### REQUIREMENTS:
Leaving out the pictures, retype all the material exactly.

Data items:

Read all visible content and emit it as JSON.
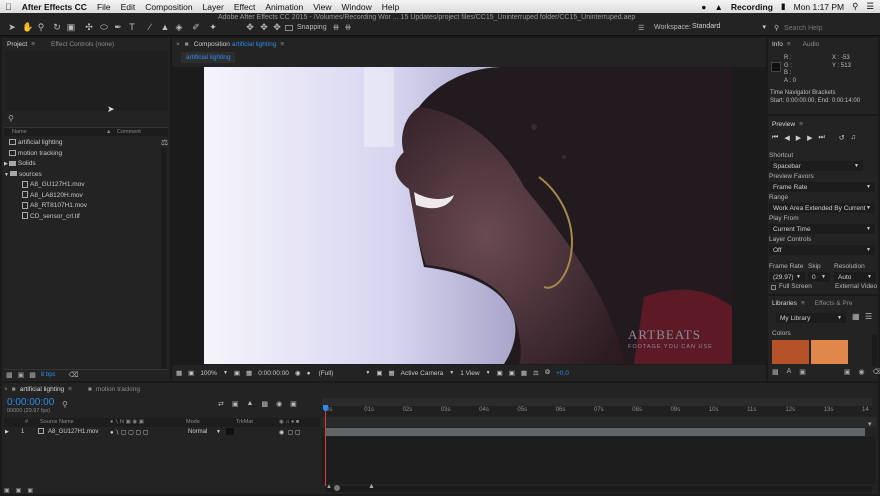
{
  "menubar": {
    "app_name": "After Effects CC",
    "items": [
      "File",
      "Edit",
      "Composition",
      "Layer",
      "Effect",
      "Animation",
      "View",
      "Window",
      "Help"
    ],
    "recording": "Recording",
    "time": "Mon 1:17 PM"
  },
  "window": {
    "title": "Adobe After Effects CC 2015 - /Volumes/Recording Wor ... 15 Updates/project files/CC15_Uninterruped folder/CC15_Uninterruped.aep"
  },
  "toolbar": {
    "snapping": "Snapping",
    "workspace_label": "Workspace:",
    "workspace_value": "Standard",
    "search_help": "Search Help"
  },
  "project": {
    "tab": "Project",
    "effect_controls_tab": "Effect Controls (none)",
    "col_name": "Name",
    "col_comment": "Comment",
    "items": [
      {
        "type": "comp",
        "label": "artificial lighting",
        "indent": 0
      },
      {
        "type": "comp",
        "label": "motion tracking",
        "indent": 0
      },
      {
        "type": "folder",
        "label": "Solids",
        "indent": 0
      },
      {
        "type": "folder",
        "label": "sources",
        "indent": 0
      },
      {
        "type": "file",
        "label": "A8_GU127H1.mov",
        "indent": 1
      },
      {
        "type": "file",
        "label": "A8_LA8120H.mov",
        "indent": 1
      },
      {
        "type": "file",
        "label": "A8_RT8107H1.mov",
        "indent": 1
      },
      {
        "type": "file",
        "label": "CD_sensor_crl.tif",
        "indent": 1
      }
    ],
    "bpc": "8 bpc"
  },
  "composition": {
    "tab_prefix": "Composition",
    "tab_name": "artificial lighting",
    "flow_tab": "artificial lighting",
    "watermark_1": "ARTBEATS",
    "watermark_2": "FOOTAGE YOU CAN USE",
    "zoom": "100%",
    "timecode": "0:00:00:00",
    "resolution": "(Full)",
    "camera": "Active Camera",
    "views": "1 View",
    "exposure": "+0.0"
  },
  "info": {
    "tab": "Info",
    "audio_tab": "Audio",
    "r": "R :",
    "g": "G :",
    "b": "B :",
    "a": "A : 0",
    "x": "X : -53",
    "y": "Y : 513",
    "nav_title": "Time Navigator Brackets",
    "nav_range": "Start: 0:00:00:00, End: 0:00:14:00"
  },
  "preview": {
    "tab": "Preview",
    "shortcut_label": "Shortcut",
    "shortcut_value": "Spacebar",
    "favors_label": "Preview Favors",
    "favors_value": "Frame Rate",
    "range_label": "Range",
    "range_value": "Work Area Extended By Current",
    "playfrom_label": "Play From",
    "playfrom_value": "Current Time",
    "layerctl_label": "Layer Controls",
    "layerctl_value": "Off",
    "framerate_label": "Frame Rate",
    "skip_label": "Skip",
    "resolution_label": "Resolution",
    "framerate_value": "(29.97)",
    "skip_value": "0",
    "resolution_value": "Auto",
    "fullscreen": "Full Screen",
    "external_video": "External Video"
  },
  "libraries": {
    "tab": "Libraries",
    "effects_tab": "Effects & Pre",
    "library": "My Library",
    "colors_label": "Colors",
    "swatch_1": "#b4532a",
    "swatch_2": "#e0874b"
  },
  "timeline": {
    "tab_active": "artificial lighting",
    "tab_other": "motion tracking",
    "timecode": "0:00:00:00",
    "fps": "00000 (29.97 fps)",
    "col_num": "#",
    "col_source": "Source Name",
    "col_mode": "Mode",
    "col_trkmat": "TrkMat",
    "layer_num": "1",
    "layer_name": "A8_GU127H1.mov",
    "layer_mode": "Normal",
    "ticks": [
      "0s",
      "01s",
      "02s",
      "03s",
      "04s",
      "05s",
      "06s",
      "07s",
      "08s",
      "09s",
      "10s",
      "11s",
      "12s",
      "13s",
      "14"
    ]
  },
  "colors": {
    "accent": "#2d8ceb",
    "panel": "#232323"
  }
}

### RESPONSE TO THE EXERCISE:
Read all visible content and emit it as JSON.
{
  "menubar": {
    "app_name": "After Effects CC",
    "items": [
      "File",
      "Edit",
      "Composition",
      "Layer",
      "Effect",
      "Animation",
      "View",
      "Window",
      "Help"
    ],
    "recording": "Recording",
    "time": "Mon 1:17 PM"
  },
  "window": {
    "title": "Adobe After Effects CC 2015 - /Volumes/Recording Wor ... 15 Updates/project files/CC15_Uninterruped folder/CC15_Uninterruped.aep"
  },
  "toolbar": {
    "snapping": "Snapping",
    "workspace_label": "Workspace:",
    "workspace_value": "Standard",
    "search_help": "Search Help"
  },
  "project": {
    "tab": "Project",
    "effect_controls_tab": "Effect Controls (none)",
    "col_name": "Name",
    "col_comment": "Comment",
    "items": [
      {
        "type": "comp",
        "label": "artificial lighting",
        "indent": 0
      },
      {
        "type": "comp",
        "label": "motion tracking",
        "indent": 0
      },
      {
        "type": "folder",
        "label": "Solids",
        "indent": 0
      },
      {
        "type": "folder",
        "label": "sources",
        "indent": 0
      },
      {
        "type": "file",
        "label": "A8_GU127H1.mov",
        "indent": 1
      },
      {
        "type": "file",
        "label": "A8_LA8120H.mov",
        "indent": 1
      },
      {
        "type": "file",
        "label": "A8_RT8107H1.mov",
        "indent": 1
      },
      {
        "type": "file",
        "label": "CD_sensor_crl.tif",
        "indent": 1
      }
    ],
    "bpc": "8 bpc"
  },
  "composition": {
    "tab_prefix": "Composition",
    "tab_name": "artificial lighting",
    "flow_tab": "artificial lighting",
    "watermark_1": "ARTBEATS",
    "watermark_2": "FOOTAGE YOU CAN USE",
    "zoom": "100%",
    "timecode": "0:00:00:00",
    "resolution": "(Full)",
    "camera": "Active Camera",
    "views": "1 View",
    "exposure": "+0.0"
  },
  "info": {
    "tab": "Info",
    "audio_tab": "Audio",
    "r": "R :",
    "g": "G :",
    "b": "B :",
    "a": "A : 0",
    "x": "X : -53",
    "y": "Y : 513",
    "nav_title": "Time Navigator Brackets",
    "nav_range": "Start: 0:00:00:00, End: 0:00:14:00"
  },
  "preview": {
    "tab": "Preview",
    "shortcut_label": "Shortcut",
    "shortcut_value": "Spacebar",
    "favors_label": "Preview Favors",
    "favors_value": "Frame Rate",
    "range_label": "Range",
    "range_value": "Work Area Extended By Current",
    "playfrom_label": "Play From",
    "playfrom_value": "Current Time",
    "layerctl_label": "Layer Controls",
    "layerctl_value": "Off",
    "framerate_label": "Frame Rate",
    "skip_label": "Skip",
    "resolution_label": "Resolution",
    "framerate_value": "(29.97)",
    "skip_value": "0",
    "resolution_value": "Auto",
    "fullscreen": "Full Screen",
    "external_video": "External Video"
  },
  "libraries": {
    "tab": "Libraries",
    "effects_tab": "Effects & Pre",
    "library": "My Library",
    "colors_label": "Colors",
    "swatch_1": "#b4532a",
    "swatch_2": "#e0874b"
  },
  "timeline": {
    "tab_active": "artificial lighting",
    "tab_other": "motion tracking",
    "timecode": "0:00:00:00",
    "fps": "00000 (29.97 fps)",
    "col_num": "#",
    "col_source": "Source Name",
    "col_mode": "Mode",
    "col_trkmat": "TrkMat",
    "layer_num": "1",
    "layer_name": "A8_GU127H1.mov",
    "layer_mode": "Normal",
    "ticks": [
      "0s",
      "01s",
      "02s",
      "03s",
      "04s",
      "05s",
      "06s",
      "07s",
      "08s",
      "09s",
      "10s",
      "11s",
      "12s",
      "13s",
      "14"
    ]
  },
  "colors": {
    "accent": "#2d8ceb",
    "panel": "#232323"
  }
}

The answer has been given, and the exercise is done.